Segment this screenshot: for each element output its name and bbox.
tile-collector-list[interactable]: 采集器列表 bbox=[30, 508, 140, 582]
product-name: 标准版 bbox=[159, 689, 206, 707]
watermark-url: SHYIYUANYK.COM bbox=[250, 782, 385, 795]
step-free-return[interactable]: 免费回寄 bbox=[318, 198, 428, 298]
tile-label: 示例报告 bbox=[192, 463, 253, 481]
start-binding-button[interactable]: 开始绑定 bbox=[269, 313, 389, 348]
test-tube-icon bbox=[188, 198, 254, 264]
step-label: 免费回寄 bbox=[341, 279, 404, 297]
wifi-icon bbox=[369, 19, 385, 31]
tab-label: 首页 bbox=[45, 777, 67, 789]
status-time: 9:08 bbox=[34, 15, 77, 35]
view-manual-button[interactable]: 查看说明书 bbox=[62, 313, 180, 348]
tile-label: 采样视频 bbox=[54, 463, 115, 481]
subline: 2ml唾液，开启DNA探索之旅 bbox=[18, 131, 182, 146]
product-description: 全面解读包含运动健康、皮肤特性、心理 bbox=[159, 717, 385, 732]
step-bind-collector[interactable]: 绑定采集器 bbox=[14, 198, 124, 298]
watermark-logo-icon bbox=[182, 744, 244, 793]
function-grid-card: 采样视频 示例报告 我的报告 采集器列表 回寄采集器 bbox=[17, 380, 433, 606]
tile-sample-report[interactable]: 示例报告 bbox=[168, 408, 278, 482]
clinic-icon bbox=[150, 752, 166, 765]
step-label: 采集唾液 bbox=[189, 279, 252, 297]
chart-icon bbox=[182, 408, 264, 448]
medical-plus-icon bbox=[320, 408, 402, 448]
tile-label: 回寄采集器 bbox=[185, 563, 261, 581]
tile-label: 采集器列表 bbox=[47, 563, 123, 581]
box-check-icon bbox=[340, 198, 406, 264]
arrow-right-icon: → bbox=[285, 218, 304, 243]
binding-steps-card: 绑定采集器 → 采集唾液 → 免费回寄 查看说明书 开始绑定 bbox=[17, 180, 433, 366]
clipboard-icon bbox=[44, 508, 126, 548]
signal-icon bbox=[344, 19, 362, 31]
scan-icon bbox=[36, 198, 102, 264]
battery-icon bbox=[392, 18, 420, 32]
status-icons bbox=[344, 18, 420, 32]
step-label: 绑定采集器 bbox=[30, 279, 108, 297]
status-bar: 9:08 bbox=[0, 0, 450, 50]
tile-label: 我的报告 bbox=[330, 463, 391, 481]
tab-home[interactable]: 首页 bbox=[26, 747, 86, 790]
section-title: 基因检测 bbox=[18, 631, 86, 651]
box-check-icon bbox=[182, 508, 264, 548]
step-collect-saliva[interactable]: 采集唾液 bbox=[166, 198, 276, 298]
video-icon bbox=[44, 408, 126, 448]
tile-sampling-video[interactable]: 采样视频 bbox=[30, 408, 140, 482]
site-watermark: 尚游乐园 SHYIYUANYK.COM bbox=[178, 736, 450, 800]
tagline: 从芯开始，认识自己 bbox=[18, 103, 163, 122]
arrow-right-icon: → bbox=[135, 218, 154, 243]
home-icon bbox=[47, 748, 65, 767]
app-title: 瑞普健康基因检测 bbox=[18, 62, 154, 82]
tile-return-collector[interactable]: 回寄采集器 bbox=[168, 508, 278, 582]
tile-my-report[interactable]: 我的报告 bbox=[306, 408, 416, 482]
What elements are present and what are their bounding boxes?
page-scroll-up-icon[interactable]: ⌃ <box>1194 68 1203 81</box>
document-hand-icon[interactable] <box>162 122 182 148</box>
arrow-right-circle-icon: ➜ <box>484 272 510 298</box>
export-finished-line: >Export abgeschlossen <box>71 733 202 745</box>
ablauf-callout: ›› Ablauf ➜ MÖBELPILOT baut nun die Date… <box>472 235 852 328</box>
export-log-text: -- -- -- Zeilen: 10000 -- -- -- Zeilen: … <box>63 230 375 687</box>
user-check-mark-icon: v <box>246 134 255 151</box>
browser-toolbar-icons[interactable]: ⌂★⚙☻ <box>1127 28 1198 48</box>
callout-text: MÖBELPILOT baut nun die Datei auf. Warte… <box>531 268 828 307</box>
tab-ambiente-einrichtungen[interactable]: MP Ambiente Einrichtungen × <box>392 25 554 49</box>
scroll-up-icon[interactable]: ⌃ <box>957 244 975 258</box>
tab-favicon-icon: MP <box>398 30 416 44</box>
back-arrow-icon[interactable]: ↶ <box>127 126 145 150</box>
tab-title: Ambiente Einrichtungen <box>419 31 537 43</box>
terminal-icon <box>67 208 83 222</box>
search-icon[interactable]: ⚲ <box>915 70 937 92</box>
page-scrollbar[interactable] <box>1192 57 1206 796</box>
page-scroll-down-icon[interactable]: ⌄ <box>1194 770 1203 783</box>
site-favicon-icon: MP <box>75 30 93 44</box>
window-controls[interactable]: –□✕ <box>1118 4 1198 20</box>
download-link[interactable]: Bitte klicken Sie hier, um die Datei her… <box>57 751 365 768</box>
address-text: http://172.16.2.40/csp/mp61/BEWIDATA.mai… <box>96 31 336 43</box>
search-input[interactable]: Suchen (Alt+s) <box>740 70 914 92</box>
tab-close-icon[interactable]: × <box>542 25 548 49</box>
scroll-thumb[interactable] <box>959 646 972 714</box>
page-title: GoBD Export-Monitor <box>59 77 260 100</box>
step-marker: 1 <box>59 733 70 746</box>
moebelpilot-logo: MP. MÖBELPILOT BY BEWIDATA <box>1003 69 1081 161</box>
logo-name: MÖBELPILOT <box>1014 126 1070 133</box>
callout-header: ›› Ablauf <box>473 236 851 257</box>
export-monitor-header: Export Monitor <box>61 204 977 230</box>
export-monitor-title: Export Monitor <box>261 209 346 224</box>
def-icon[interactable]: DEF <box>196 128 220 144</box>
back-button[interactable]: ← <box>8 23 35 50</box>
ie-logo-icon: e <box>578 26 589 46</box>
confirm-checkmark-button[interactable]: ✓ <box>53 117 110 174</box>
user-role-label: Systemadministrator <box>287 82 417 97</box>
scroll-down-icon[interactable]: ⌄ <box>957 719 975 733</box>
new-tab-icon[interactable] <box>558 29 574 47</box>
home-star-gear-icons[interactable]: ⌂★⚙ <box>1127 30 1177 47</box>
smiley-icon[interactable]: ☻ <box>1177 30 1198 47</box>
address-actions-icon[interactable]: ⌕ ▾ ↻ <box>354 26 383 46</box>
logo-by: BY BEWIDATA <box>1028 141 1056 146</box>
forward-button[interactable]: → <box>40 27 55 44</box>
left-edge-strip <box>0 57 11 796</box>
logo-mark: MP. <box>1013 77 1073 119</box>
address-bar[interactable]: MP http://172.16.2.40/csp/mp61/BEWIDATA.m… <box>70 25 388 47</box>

+--

THE PROBLEM: Copy verbatim every line of the records, beginning with the first line and continuing through the line that contains "medical-plus-icon bbox=[320, 408, 402, 448]", with that line included.

THE ANSWER:
Segment this screenshot: for each element output its name and bbox.
tile-collector-list[interactable]: 采集器列表 bbox=[30, 508, 140, 582]
product-name: 标准版 bbox=[159, 689, 206, 707]
watermark-url: SHYIYUANYK.COM bbox=[250, 782, 385, 795]
step-free-return[interactable]: 免费回寄 bbox=[318, 198, 428, 298]
tile-label: 示例报告 bbox=[192, 463, 253, 481]
start-binding-button[interactable]: 开始绑定 bbox=[269, 313, 389, 348]
test-tube-icon bbox=[188, 198, 254, 264]
step-label: 免费回寄 bbox=[341, 279, 404, 297]
wifi-icon bbox=[369, 19, 385, 31]
tab-label: 首页 bbox=[45, 777, 67, 789]
status-time: 9:08 bbox=[34, 15, 77, 35]
view-manual-button[interactable]: 查看说明书 bbox=[62, 313, 180, 348]
tile-label: 采样视频 bbox=[54, 463, 115, 481]
subline: 2ml唾液，开启DNA探索之旅 bbox=[18, 131, 182, 146]
product-description: 全面解读包含运动健康、皮肤特性、心理 bbox=[159, 717, 385, 732]
step-bind-collector[interactable]: 绑定采集器 bbox=[14, 198, 124, 298]
watermark-logo-icon bbox=[182, 744, 244, 793]
function-grid-card: 采样视频 示例报告 我的报告 采集器列表 回寄采集器 bbox=[17, 380, 433, 606]
tile-sample-report[interactable]: 示例报告 bbox=[168, 408, 278, 482]
clinic-icon bbox=[150, 752, 166, 765]
step-label: 采集唾液 bbox=[189, 279, 252, 297]
chart-icon bbox=[182, 408, 264, 448]
medical-plus-icon bbox=[320, 408, 402, 448]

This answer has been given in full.